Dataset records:
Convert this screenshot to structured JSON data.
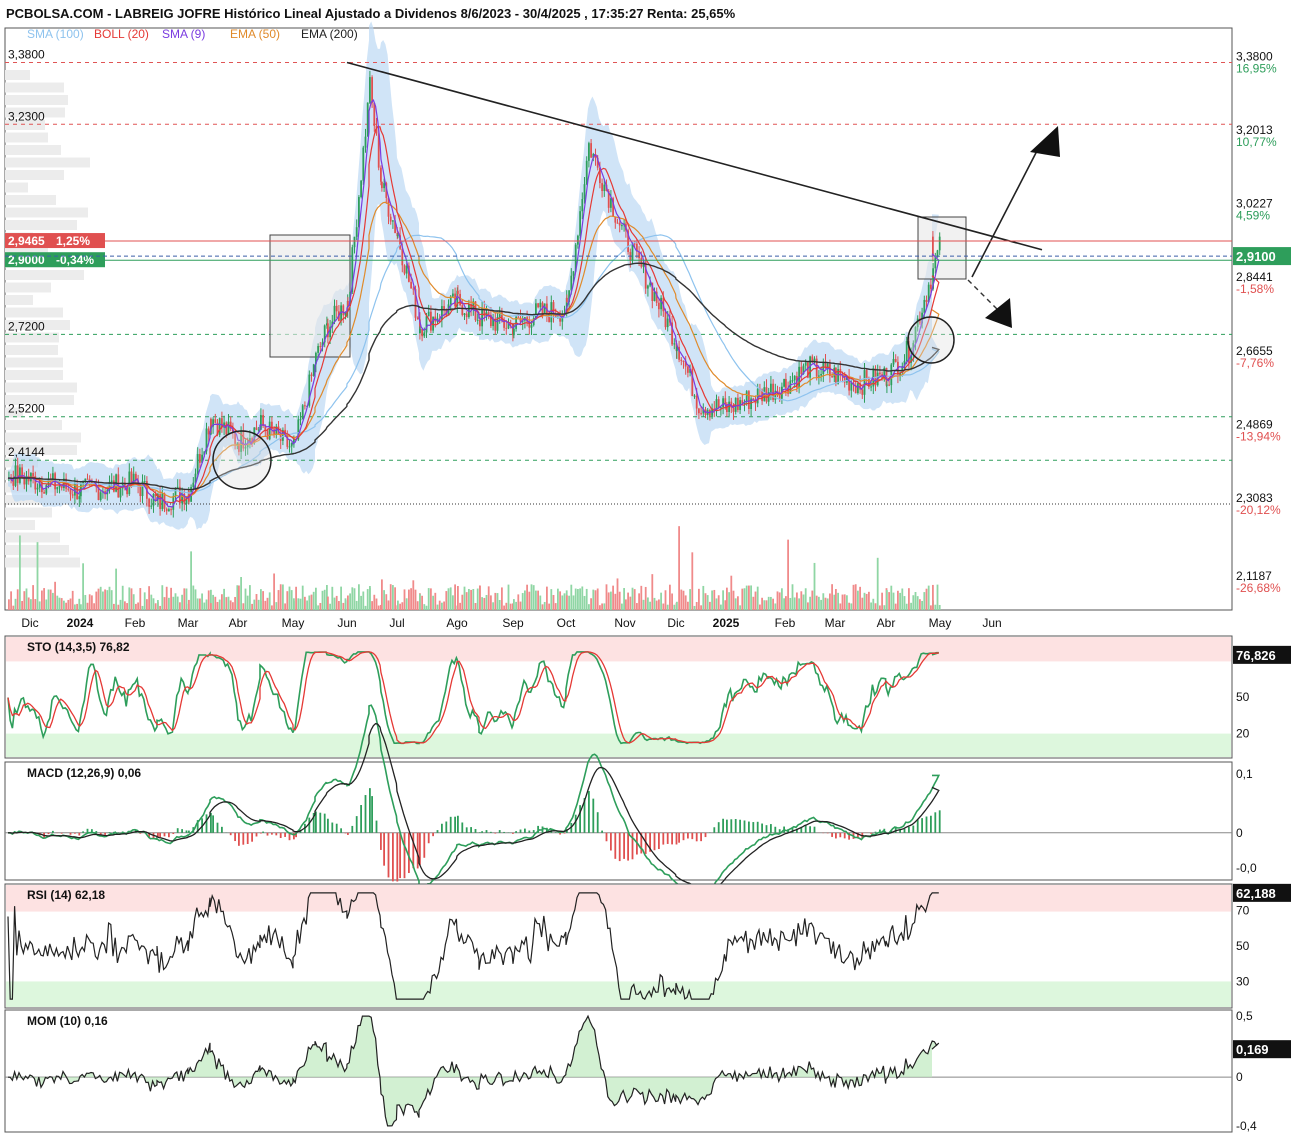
{
  "header": {
    "title": "PCBOLSA.COM - LABREIG JOFRE Histórico Lineal Ajustado a Dividenos 8/6/2023 - 30/4/2025 , 17:35:27 Renta: 25,65%"
  },
  "legend": [
    {
      "label": "SMA (100)",
      "color": "#8ec3ee"
    },
    {
      "label": "BOLL (20)",
      "color": "#e53935"
    },
    {
      "label": "SMA (9)",
      "color": "#7a3be0"
    },
    {
      "label": "EMA (50)",
      "color": "#e08a2a"
    },
    {
      "label": "EMA (200)",
      "color": "#222222"
    }
  ],
  "colors": {
    "up": "#2e9e5b",
    "down": "#e05050",
    "boll_fill": "#bcd8f3",
    "grid_red": "#e05555",
    "grid_green": "#2e9e5b"
  },
  "chart_data": {
    "type": "candlestick",
    "x_months": [
      "Dic",
      "2024",
      "Feb",
      "Mar",
      "Abr",
      "May",
      "Jun",
      "Jul",
      "Ago",
      "Sep",
      "Oct",
      "Nov",
      "Dic",
      "2025",
      "Feb",
      "Mar",
      "Abr",
      "May",
      "Jun"
    ],
    "bold_months": [
      "2024",
      "2025"
    ],
    "ylim": [
      2.08,
      3.42
    ],
    "left_levels": [
      {
        "label": "3,3800",
        "value": 3.38,
        "style": "red"
      },
      {
        "label": "3,2300",
        "value": 3.23,
        "style": "red"
      },
      {
        "label": "2,7200",
        "value": 2.72,
        "style": "green"
      },
      {
        "label": "2,5200",
        "value": 2.52,
        "style": "green"
      },
      {
        "label": "2,4144",
        "value": 2.4144,
        "style": "green"
      }
    ],
    "right_ticks": [
      {
        "label": "3,3800",
        "value": 3.38,
        "pct": "16,95%",
        "pct_color": "#2e9e5b"
      },
      {
        "label": "3,2013",
        "value": 3.2013,
        "pct": "10,77%",
        "pct_color": "#2e9e5b"
      },
      {
        "label": "3,0227",
        "value": 3.0227,
        "pct": "4,59%",
        "pct_color": "#2e9e5b"
      },
      {
        "label": "2,8441",
        "value": 2.8441,
        "pct": "-1,58%",
        "pct_color": "#e05050"
      },
      {
        "label": "2,6655",
        "value": 2.6655,
        "pct": "-7,76%",
        "pct_color": "#e05050"
      },
      {
        "label": "2,4869",
        "value": 2.4869,
        "pct": "-13,94%",
        "pct_color": "#e05050"
      },
      {
        "label": "2,3083",
        "value": 2.3083,
        "pct": "-20,12%",
        "pct_color": "#e05050"
      },
      {
        "label": "2,1187",
        "value": 2.1187,
        "pct": "-26,68%",
        "pct_color": "#e05050"
      }
    ],
    "reference_line": {
      "value": 2.3083
    },
    "price_tags": [
      {
        "label": "2,9465",
        "pct": "1,25%",
        "value": 2.9465,
        "color": "#e05050"
      },
      {
        "label": "2,9000",
        "pct": "-0,34%",
        "value": 2.9,
        "color": "#2e9e5b"
      }
    ],
    "last_price": {
      "label": "2,9100",
      "value": 2.91,
      "color": "#2e9e5b"
    },
    "trendline": {
      "from": [
        "Jun",
        3.38
      ],
      "to": [
        "May",
        2.94
      ]
    },
    "price_path": [
      [
        "Dic",
        2.38
      ],
      [
        "2024",
        2.34
      ],
      [
        "Feb",
        2.36
      ],
      [
        "Feb",
        2.31
      ],
      [
        "Mar",
        2.34
      ],
      [
        "Mar",
        2.52
      ],
      [
        "Abr",
        2.46
      ],
      [
        "Abr",
        2.5
      ],
      [
        "May",
        2.44
      ],
      [
        "May",
        2.66
      ],
      [
        "May",
        2.74
      ],
      [
        "Jun",
        2.8
      ],
      [
        "Jun",
        3.32
      ],
      [
        "Jun",
        3.08
      ],
      [
        "Jul",
        2.96
      ],
      [
        "Jul",
        2.74
      ],
      [
        "Ago",
        2.8
      ],
      [
        "Ago",
        2.76
      ],
      [
        "Sep",
        2.74
      ],
      [
        "Sep",
        2.77
      ],
      [
        "Oct",
        2.78
      ],
      [
        "Oct",
        3.18
      ],
      [
        "Nov",
        2.95
      ],
      [
        "Nov",
        2.85
      ],
      [
        "Dic",
        2.7
      ],
      [
        "Dic",
        2.55
      ],
      [
        "2025",
        2.54
      ],
      [
        "Feb",
        2.6
      ],
      [
        "Feb",
        2.64
      ],
      [
        "Mar",
        2.62
      ],
      [
        "Mar",
        2.6
      ],
      [
        "Abr",
        2.62
      ],
      [
        "Abr",
        2.68
      ],
      [
        "May",
        2.94
      ],
      [
        "May",
        2.91
      ]
    ],
    "stochastic": {
      "label": "STO (14,3,5)",
      "value": "76,82",
      "last": "76,826",
      "ticks": [
        {
          "label": "50",
          "value": 50
        },
        {
          "label": "20",
          "value": 20
        }
      ],
      "overbought": 80,
      "oversold": 20,
      "ylim": [
        0,
        100
      ]
    },
    "macd": {
      "label": "MACD (12,26,9)",
      "value": "0,06",
      "ticks": [
        {
          "label": "0,1",
          "value": 0.1,
          "color": "#e05050"
        },
        {
          "label": "0",
          "value": 0,
          "color": "#111"
        },
        {
          "label": "-0,0",
          "value": -0.06,
          "color": "#2e9e5b"
        }
      ],
      "ylim": [
        -0.08,
        0.12
      ]
    },
    "rsi": {
      "label": "RSI (14)",
      "value": "62,18",
      "last": "62,188",
      "ticks": [
        {
          "label": "70",
          "value": 70,
          "color": "#e05050"
        },
        {
          "label": "50",
          "value": 50,
          "color": "#111"
        },
        {
          "label": "30",
          "value": 30,
          "color": "#2e9e5b"
        }
      ],
      "ylim": [
        15,
        85
      ]
    },
    "momentum": {
      "label": "MOM (10)",
      "value": "0,16",
      "last": "0,169",
      "ticks": [
        {
          "label": "0,5",
          "value": 0.5,
          "color": "#e05050"
        },
        {
          "label": "0",
          "value": 0,
          "color": "#111"
        },
        {
          "label": "-0,4",
          "value": -0.4,
          "color": "#2e9e5b"
        }
      ],
      "ylim": [
        -0.45,
        0.55
      ]
    }
  }
}
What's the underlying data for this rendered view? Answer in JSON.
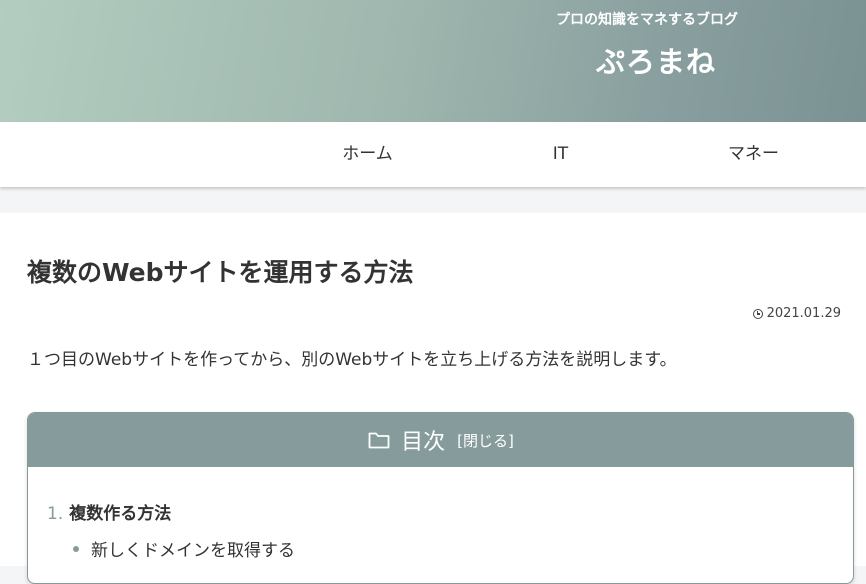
{
  "header": {
    "tagline": "プロの知識をマネするブログ",
    "site_title": "ぷろまね"
  },
  "nav": {
    "items": [
      {
        "label": "ホーム"
      },
      {
        "label": "IT"
      },
      {
        "label": "マネー"
      }
    ]
  },
  "post": {
    "title": "複数のWebサイトを運用する方法",
    "date": "2021.01.29",
    "date_icon": "clock-icon",
    "lead": "１つ目のWebサイトを作ってから、別のWebサイトを立ち上げる方法を説明します。"
  },
  "toc": {
    "icon": "folder-icon",
    "title": "目次",
    "toggle_label": "[閉じる]",
    "items": [
      {
        "number": "1.",
        "label": "複数作る方法",
        "children": [
          {
            "label": "新しくドメインを取得する"
          }
        ]
      }
    ]
  },
  "colors": {
    "accent": "#869b9b",
    "header_gradient_start": "#b3cdc0",
    "header_gradient_end": "#7b9292"
  }
}
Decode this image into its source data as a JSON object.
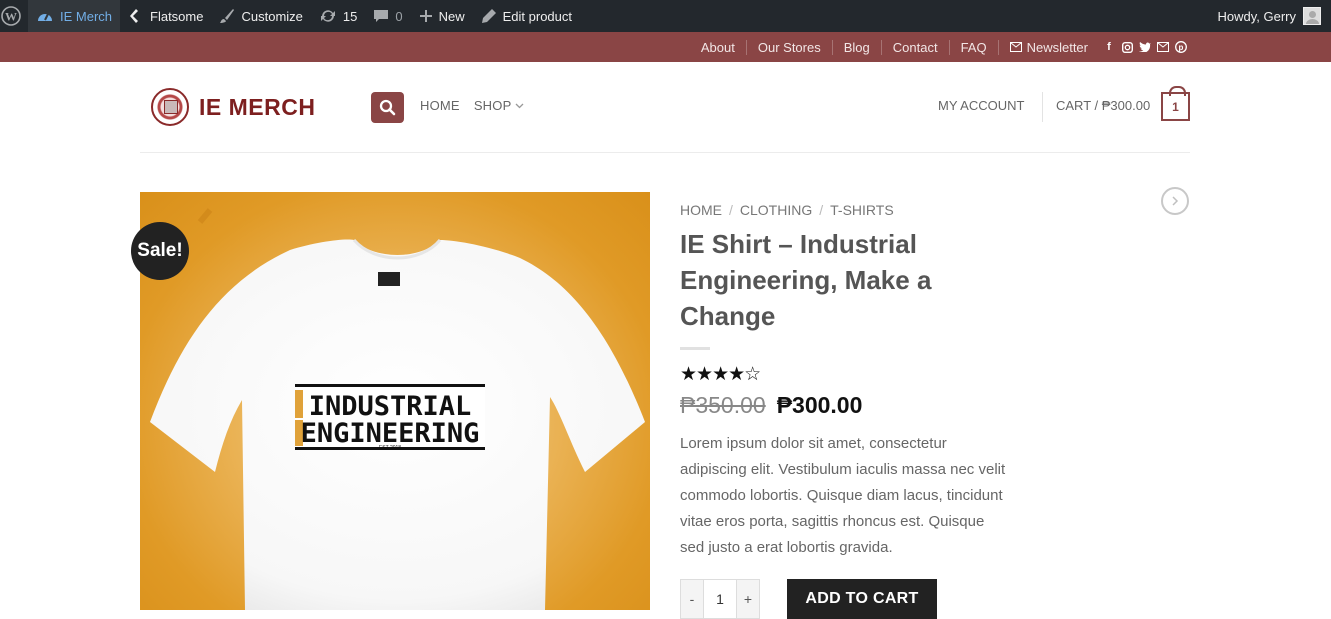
{
  "adminbar": {
    "site_name": "IE Merch",
    "theme": "Flatsome",
    "customize": "Customize",
    "updates_count": "15",
    "comments_count": "0",
    "new_label": "New",
    "edit_label": "Edit product",
    "howdy": "Howdy, Gerry"
  },
  "topbar": {
    "links": [
      "About",
      "Our Stores",
      "Blog",
      "Contact",
      "FAQ"
    ],
    "newsletter": "Newsletter",
    "social_icons": [
      "facebook-icon",
      "instagram-icon",
      "twitter-icon",
      "email-icon",
      "pinterest-icon"
    ]
  },
  "header": {
    "logo_text": "IE MERCH",
    "nav": {
      "home": "HOME",
      "shop": "SHOP"
    },
    "account": "MY ACCOUNT",
    "cart_label": "CART / ₱300.00",
    "cart_count": "1"
  },
  "product": {
    "sale_badge": "Sale!",
    "breadcrumb": [
      "HOME",
      "CLOTHING",
      "T-SHIRTS"
    ],
    "breadcrumb_sep": "/",
    "title": "IE Shirt – Industrial Engineering, Make a Change",
    "rating_stars": "★★★★☆",
    "rating_value": 4,
    "rating_max": 5,
    "old_price": "₱350.00",
    "price": "₱300.00",
    "description": "Lorem ipsum dolor sit amet, consectetur adipiscing elit. Vestibulum iaculis massa nec velit commodo lobortis. Quisque diam lacus, tincidunt vitae eros porta, sagittis rhoncus est. Quisque sed justo a erat lobortis gravida.",
    "quantity": "1",
    "qty_minus": "-",
    "qty_plus": "+",
    "add_to_cart": "ADD TO CART",
    "shirt_print_line1": "INDUSTRIAL",
    "shirt_print_line2": "ENGINEERING",
    "shirt_print_est": "EST 2018"
  },
  "colors": {
    "brand": "#8a4545",
    "adminbar": "#23282d",
    "image_bg": "#e09a26"
  }
}
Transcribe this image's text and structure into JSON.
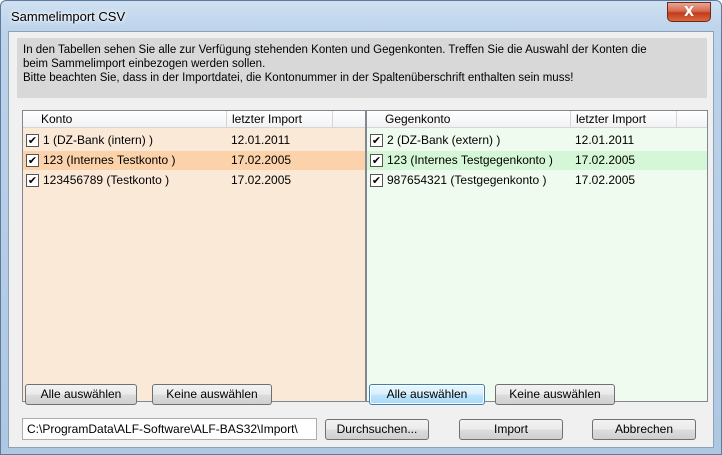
{
  "window": {
    "title": "Sammelimport  CSV",
    "close_label": "X"
  },
  "info": {
    "line1": "In den Tabellen sehen Sie alle zur Verfügung stehenden Konten und Gegenkonten. Treffen Sie die Auswahl der Konten die",
    "line2": "beim Sammelimport einbezogen werden sollen.",
    "line3": "Bitte beachten Sie, dass in der Importdatei, die Kontonummer in der Spaltenüberschrift enthalten sein muss!"
  },
  "konten": {
    "columns": [
      "Konto",
      "letzter Import"
    ],
    "rows": [
      {
        "checked": "✔",
        "name": "1 (DZ-Bank (intern) )",
        "date": "12.01.2011"
      },
      {
        "checked": "✔",
        "name": "123 (Internes Testkonto )",
        "date": "17.02.2005"
      },
      {
        "checked": "✔",
        "name": "123456789 (Testkonto )",
        "date": "17.02.2005"
      }
    ]
  },
  "gegenkonten": {
    "columns": [
      "Gegenkonto",
      "letzter Import"
    ],
    "rows": [
      {
        "checked": "✔",
        "name": "2 (DZ-Bank (extern) )",
        "date": "12.01.2011"
      },
      {
        "checked": "✔",
        "name": "123 (Internes Testgegenkonto )",
        "date": "17.02.2005"
      },
      {
        "checked": "✔",
        "name": "987654321 (Testgegenkonto )",
        "date": "17.02.2005"
      }
    ]
  },
  "buttons": {
    "select_all": "Alle auswählen",
    "select_none": "Keine auswählen",
    "browse": "Durchsuchen...",
    "import": "Import",
    "cancel": "Abbrechen"
  },
  "path": {
    "value": "C:\\ProgramData\\ALF-Software\\ALF-BAS32\\Import\\"
  }
}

Directive: Which lines above contain the word "this"? Copy each of them.

Result below:
Convert this screenshot to structured JSON data.
What's the underlying data for this rendered view? Answer in JSON.
Decode this image into its source data as a JSON object.
Transcribe this image's text and structure into JSON.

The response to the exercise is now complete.